>> begin AVAILABLE DATA

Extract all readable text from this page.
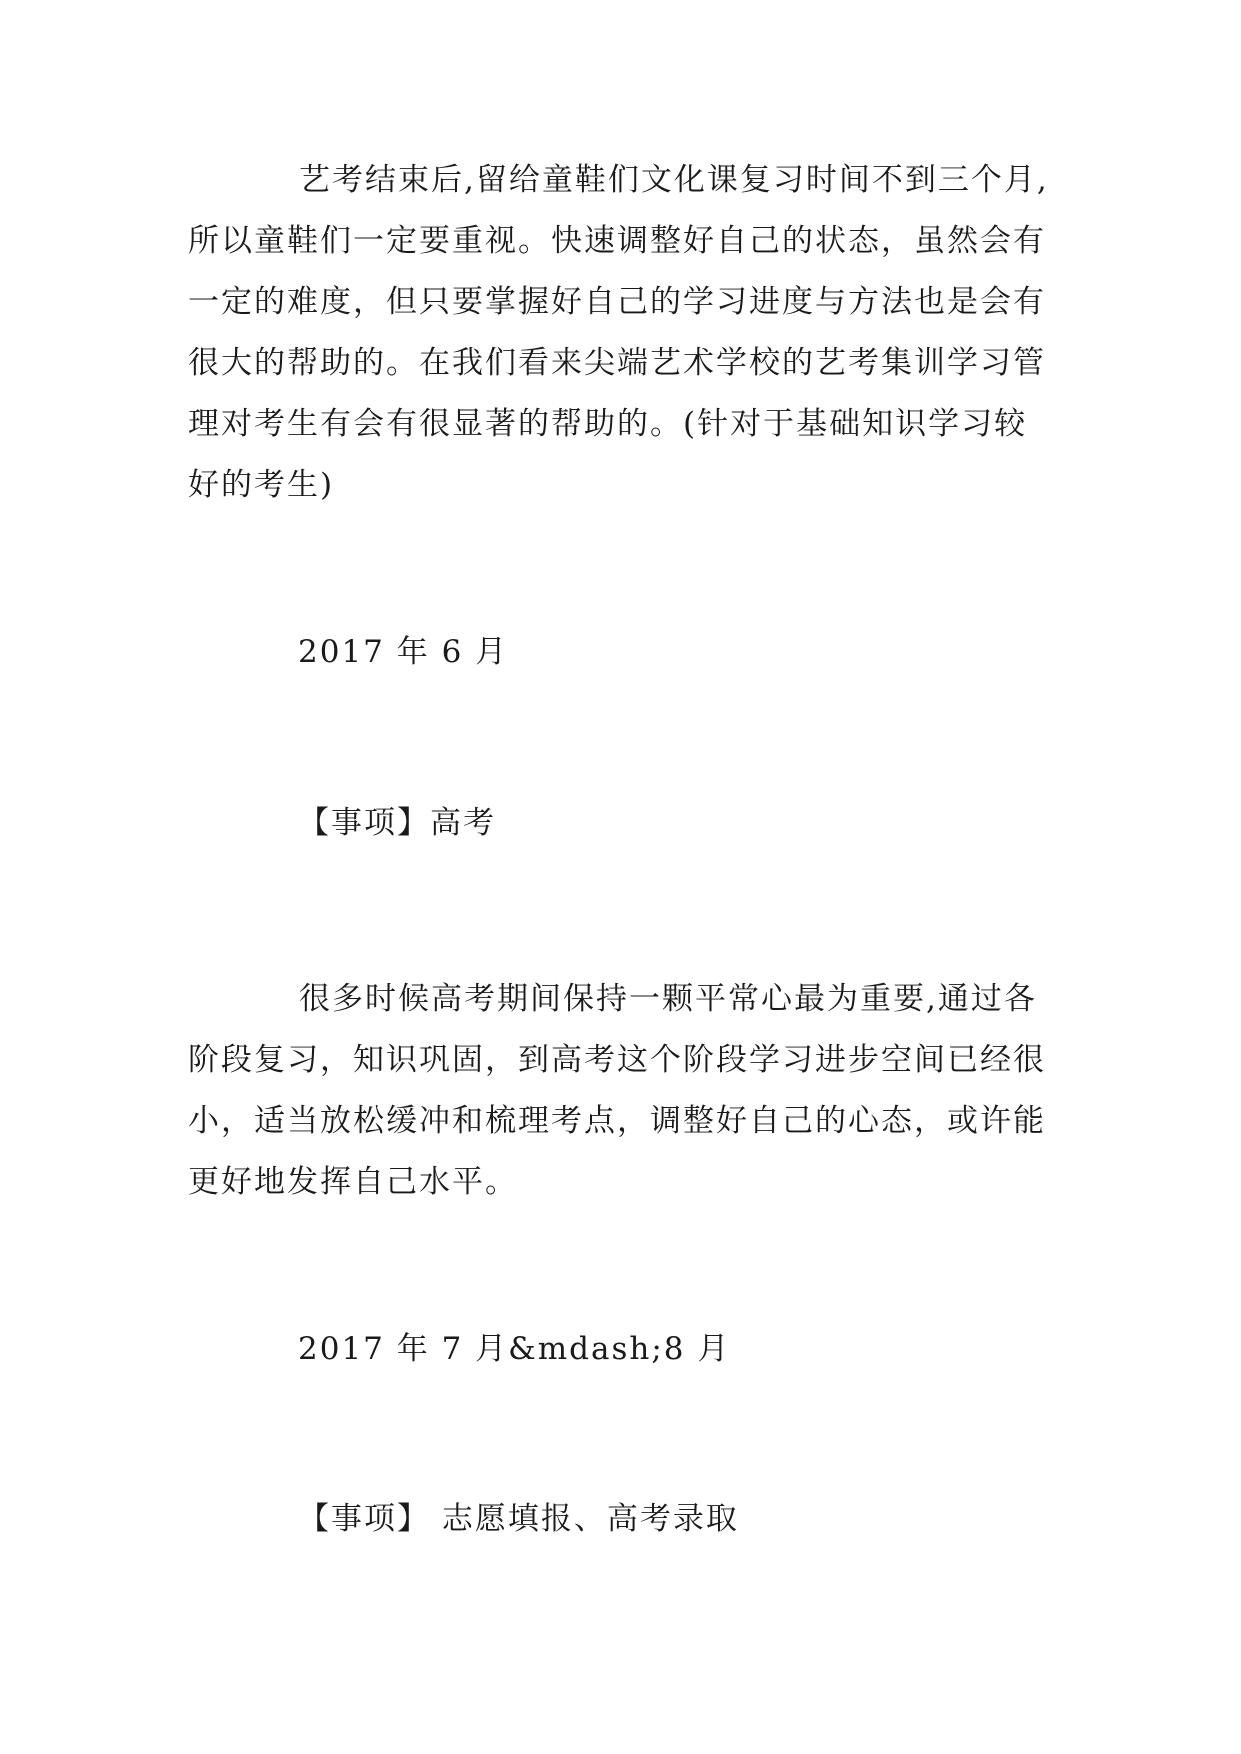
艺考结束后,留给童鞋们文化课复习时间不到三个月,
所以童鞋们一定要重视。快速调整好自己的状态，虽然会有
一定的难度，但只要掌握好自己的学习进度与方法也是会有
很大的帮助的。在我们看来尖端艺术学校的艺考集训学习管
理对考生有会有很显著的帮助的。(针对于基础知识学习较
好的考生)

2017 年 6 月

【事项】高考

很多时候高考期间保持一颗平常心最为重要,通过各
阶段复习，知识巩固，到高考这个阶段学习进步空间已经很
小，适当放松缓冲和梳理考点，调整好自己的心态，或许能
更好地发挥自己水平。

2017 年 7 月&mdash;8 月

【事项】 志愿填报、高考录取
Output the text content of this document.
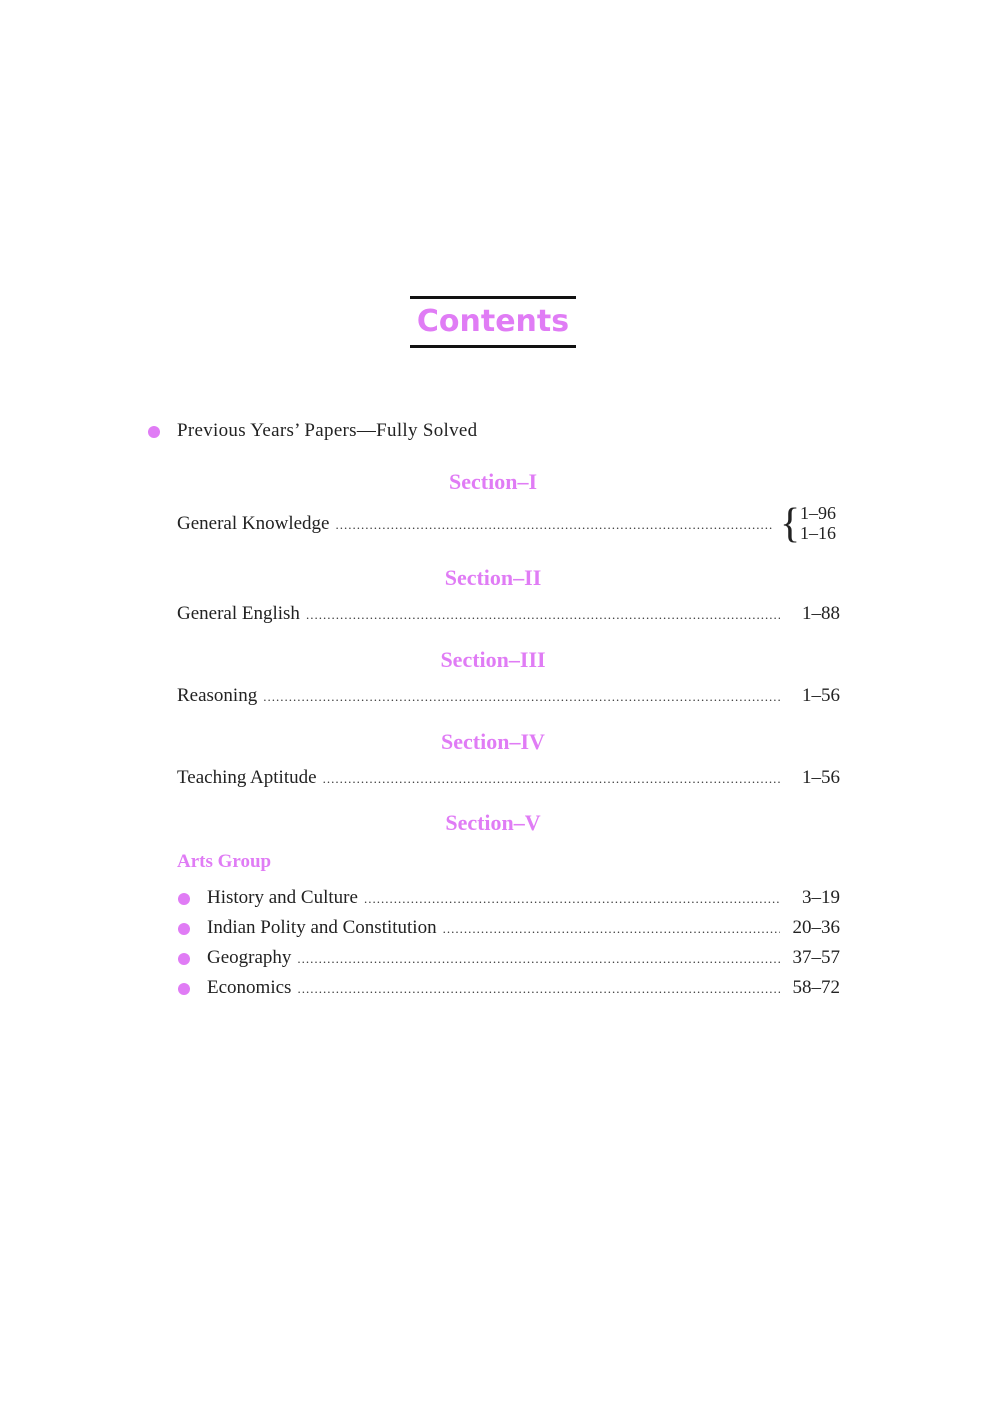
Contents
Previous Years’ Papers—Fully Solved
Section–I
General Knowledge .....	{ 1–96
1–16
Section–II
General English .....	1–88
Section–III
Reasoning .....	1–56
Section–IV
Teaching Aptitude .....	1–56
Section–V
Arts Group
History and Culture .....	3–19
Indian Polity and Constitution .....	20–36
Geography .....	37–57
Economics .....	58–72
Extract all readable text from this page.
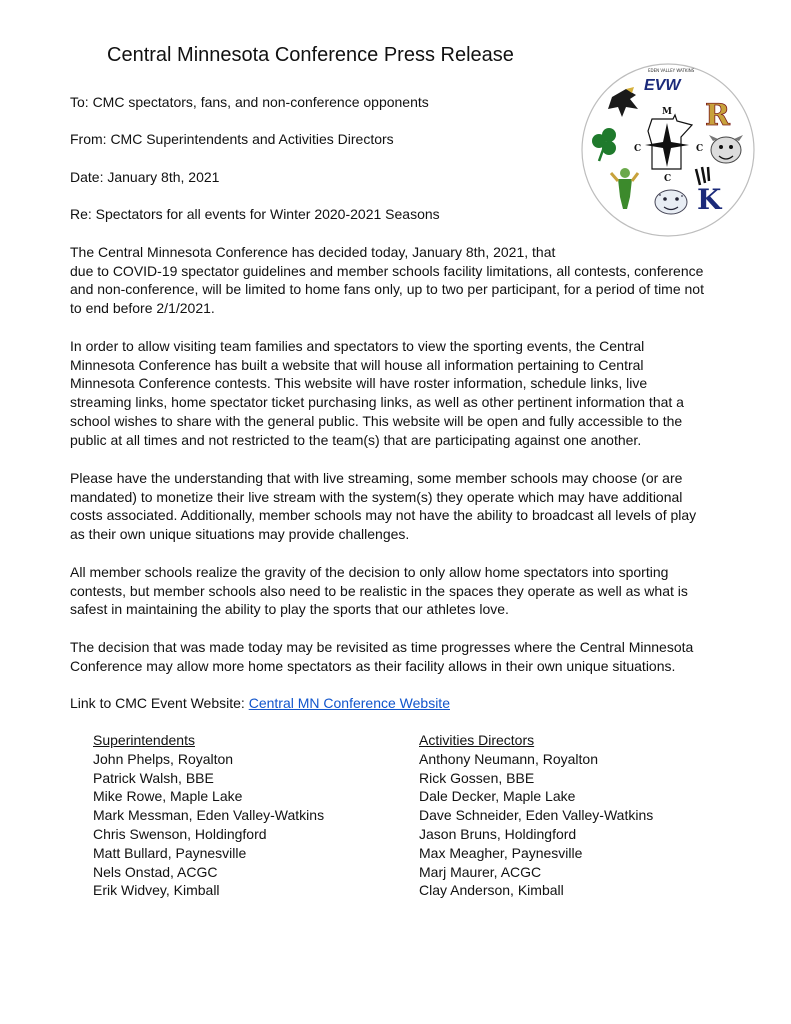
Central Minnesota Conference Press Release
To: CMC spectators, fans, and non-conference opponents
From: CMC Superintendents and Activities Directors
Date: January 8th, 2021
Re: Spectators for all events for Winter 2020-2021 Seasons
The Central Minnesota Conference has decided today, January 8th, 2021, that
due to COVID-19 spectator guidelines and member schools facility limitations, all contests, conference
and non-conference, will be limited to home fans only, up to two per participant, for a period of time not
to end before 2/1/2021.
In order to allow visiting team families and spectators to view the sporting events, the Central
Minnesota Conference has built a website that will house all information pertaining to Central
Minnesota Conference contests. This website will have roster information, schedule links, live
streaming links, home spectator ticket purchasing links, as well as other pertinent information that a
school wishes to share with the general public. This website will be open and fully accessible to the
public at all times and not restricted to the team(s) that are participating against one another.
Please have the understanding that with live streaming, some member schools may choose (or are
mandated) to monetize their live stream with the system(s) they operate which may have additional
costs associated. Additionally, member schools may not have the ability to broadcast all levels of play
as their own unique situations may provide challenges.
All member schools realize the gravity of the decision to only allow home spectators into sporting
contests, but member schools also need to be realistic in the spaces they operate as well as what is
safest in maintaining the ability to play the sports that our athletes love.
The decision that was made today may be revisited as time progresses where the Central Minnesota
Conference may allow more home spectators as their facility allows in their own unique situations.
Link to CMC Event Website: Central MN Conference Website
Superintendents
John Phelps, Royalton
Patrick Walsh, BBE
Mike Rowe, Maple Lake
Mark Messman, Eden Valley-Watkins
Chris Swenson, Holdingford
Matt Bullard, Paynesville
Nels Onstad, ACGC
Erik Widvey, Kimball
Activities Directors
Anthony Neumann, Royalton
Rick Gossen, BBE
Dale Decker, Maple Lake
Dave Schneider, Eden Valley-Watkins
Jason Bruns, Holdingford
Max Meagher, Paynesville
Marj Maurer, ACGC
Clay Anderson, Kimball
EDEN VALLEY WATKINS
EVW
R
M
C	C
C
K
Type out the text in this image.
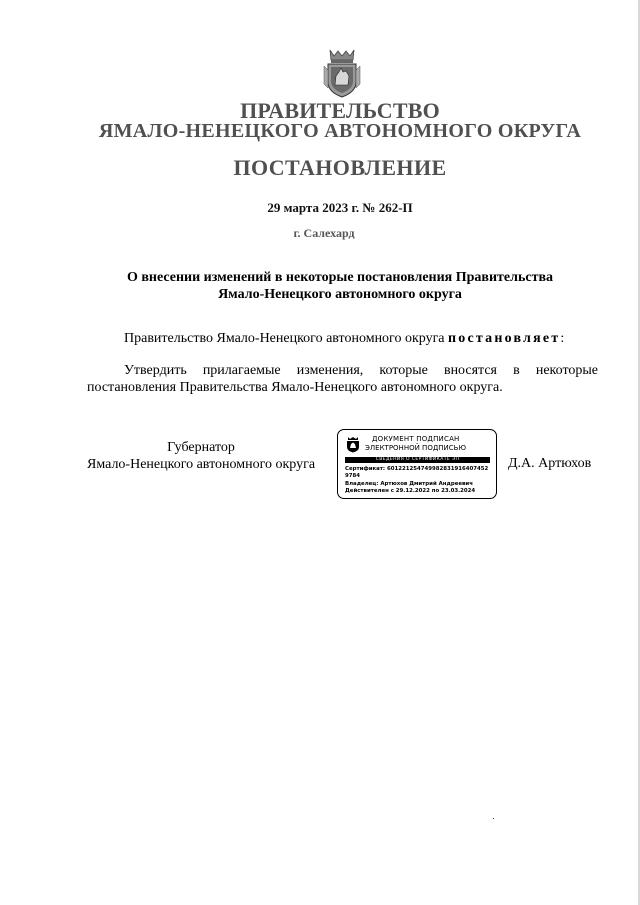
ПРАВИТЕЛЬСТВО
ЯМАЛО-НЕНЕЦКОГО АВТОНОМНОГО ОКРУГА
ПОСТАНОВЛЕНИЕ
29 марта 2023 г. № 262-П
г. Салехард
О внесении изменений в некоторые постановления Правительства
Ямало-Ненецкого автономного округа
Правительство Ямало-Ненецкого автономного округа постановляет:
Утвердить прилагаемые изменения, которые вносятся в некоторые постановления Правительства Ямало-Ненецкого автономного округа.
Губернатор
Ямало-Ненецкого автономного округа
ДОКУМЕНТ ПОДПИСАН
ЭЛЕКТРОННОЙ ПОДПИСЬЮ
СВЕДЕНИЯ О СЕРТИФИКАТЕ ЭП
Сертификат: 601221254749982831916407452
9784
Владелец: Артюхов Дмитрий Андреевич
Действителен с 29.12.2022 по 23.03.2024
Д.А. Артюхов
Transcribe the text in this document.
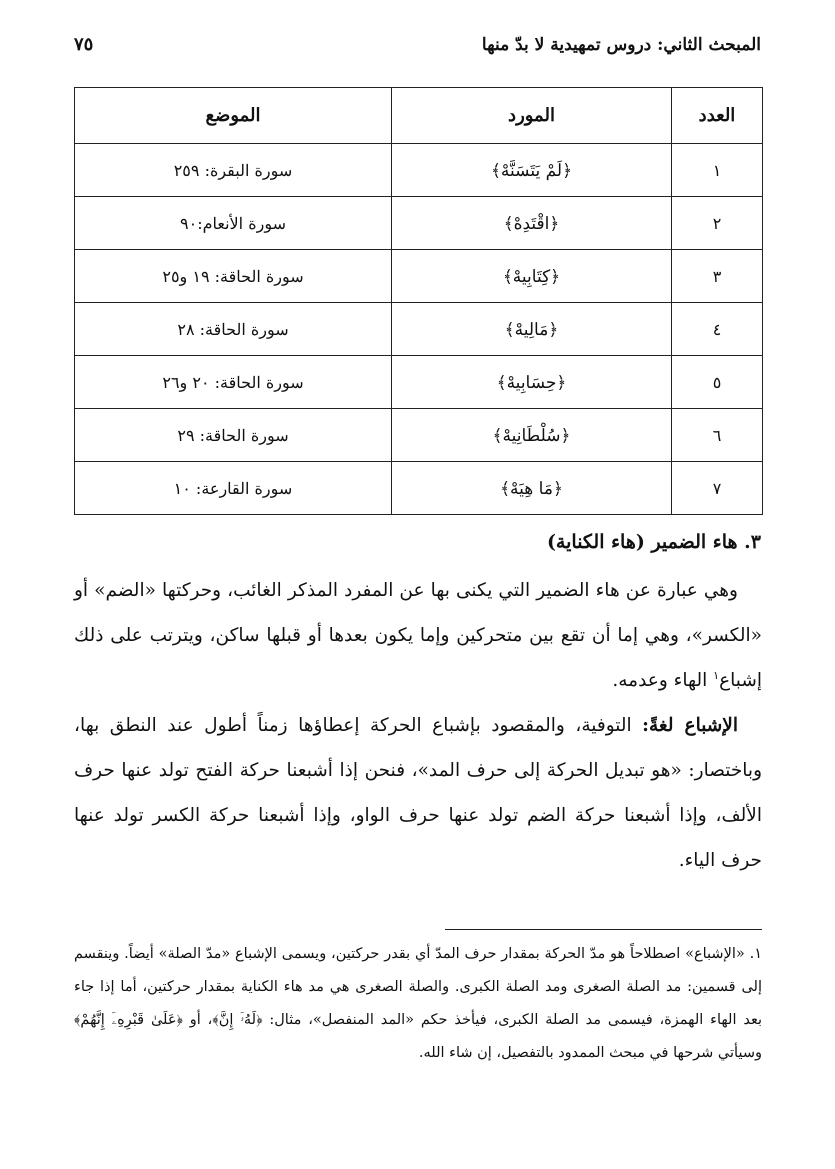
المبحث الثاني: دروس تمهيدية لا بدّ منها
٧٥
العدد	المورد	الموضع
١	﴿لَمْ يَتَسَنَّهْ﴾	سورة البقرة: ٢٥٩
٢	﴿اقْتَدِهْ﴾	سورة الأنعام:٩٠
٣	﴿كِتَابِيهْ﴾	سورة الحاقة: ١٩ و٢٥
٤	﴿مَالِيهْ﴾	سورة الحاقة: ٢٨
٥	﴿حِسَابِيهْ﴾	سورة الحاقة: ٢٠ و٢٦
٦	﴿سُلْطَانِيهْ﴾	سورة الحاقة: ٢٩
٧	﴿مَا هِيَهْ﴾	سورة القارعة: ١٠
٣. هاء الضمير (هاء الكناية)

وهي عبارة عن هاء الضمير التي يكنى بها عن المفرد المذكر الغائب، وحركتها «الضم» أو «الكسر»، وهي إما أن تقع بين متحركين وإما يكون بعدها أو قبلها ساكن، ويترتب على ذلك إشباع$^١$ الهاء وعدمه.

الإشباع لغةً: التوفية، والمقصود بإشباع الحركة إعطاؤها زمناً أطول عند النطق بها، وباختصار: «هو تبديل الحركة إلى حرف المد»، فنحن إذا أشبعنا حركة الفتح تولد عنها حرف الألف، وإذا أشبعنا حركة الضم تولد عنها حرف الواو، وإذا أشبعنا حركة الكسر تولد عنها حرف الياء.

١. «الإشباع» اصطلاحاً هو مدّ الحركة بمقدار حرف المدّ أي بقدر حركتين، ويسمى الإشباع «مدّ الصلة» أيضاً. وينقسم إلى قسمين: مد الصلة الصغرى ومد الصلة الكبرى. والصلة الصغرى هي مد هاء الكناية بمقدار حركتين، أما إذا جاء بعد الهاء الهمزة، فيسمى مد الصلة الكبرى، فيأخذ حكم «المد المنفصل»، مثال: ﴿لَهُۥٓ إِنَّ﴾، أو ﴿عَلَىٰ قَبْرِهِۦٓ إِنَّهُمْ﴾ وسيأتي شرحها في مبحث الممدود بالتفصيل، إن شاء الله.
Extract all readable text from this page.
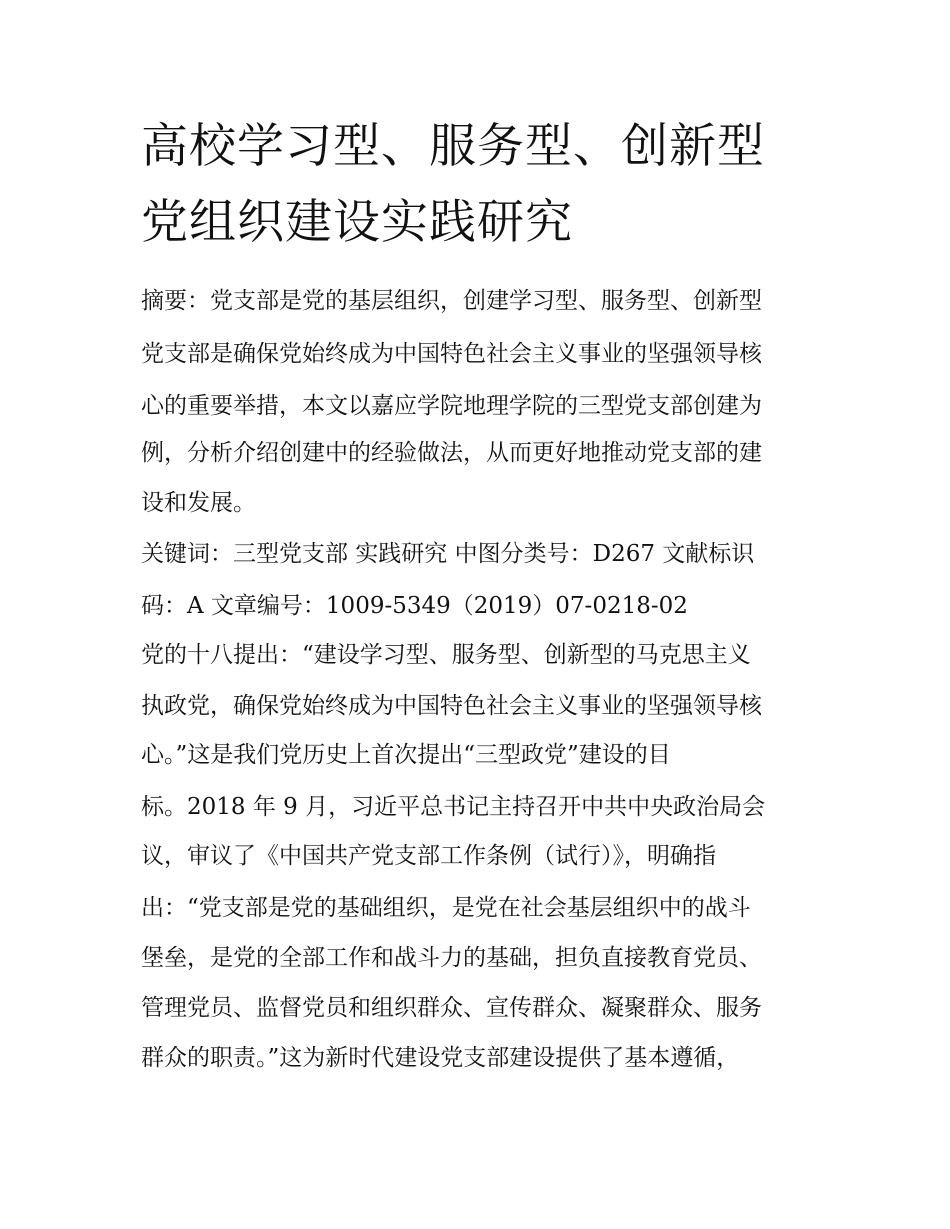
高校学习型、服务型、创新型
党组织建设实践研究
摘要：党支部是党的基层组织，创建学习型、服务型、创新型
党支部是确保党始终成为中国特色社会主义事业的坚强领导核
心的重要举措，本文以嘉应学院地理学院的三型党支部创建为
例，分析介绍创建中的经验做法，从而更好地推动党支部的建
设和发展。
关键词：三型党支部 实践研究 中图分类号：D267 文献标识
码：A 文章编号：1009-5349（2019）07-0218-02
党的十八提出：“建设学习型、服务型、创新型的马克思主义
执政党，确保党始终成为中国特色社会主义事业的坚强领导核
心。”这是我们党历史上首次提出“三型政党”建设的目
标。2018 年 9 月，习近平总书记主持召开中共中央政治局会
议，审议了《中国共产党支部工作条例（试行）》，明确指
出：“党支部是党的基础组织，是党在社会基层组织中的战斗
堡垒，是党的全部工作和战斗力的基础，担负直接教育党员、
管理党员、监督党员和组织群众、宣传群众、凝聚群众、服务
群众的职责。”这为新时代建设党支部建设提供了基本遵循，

>> end AVAILABLE DATA

Looking back at the lines above, state how many contain the word "streaming", and supply nothing besides the number.

2